WHAT THIS TASK INVOLVES
Transcribe the listing word for word.

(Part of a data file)
* * * * * * *

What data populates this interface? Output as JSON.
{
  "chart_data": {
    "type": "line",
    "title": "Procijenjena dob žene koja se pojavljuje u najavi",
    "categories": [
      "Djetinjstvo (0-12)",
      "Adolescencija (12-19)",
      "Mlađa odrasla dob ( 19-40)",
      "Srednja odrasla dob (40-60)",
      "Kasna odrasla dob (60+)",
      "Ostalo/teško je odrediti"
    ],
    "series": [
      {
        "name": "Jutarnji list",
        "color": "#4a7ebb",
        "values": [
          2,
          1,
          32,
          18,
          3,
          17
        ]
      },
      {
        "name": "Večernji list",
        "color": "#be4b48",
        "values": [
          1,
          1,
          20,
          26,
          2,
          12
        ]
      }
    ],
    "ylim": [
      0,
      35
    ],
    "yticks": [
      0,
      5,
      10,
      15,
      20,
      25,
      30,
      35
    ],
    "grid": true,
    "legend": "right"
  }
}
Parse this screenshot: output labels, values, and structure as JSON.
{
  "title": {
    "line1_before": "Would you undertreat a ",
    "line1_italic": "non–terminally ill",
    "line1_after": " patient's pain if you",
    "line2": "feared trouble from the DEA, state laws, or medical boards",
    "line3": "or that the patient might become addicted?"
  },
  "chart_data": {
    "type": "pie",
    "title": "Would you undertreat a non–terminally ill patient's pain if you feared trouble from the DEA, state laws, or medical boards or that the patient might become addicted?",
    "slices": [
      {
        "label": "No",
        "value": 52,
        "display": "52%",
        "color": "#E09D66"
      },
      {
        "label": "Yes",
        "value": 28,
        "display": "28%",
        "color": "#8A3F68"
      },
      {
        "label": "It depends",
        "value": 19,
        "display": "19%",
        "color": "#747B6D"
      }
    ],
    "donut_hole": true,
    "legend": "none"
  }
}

* * * * * * *

RESPONSE TO THE TASK
What data populates this interface? Output as JSON.
{
  "chart_data": {
    "type": "line",
    "title": "Procijenjena dob žene koja se pojavljuje u najavi",
    "categories": [
      "Djetinjstvo (0-12)",
      "Adolescencija (12-19)",
      "Mlađa odrasla dob ( 19-40)",
      "Srednja odrasla dob (40-60)",
      "Kasna odrasla dob (60+)",
      "Ostalo/teško je odrediti"
    ],
    "series": [
      {
        "name": "Jutarnji list",
        "color": "#4a7ebb",
        "values": [
          2,
          1,
          32,
          18,
          3,
          17
        ]
      },
      {
        "name": "Večernji list",
        "color": "#be4b48",
        "values": [
          1,
          1,
          20,
          26,
          2,
          12
        ]
      }
    ],
    "ylim": [
      0,
      35
    ],
    "yticks": [
      0,
      5,
      10,
      15,
      20,
      25,
      30,
      35
    ],
    "grid": true,
    "legend": "right"
  }
}
Parse this screenshot: output labels, values, and structure as JSON.
{
  "title": {
    "line1_before": "Would you undertreat a ",
    "line1_italic": "non–terminally ill",
    "line1_after": " patient's pain if you",
    "line2": "feared trouble from the DEA, state laws, or medical boards",
    "line3": "or that the patient might become addicted?"
  },
  "chart_data": {
    "type": "pie",
    "title": "Would you undertreat a non–terminally ill patient's pain if you feared trouble from the DEA, state laws, or medical boards or that the patient might become addicted?",
    "slices": [
      {
        "label": "No",
        "value": 52,
        "display": "52%",
        "color": "#E09D66"
      },
      {
        "label": "Yes",
        "value": 28,
        "display": "28%",
        "color": "#8A3F68"
      },
      {
        "label": "It depends",
        "value": 19,
        "display": "19%",
        "color": "#747B6D"
      }
    ],
    "donut_hole": true,
    "legend": "none"
  }
}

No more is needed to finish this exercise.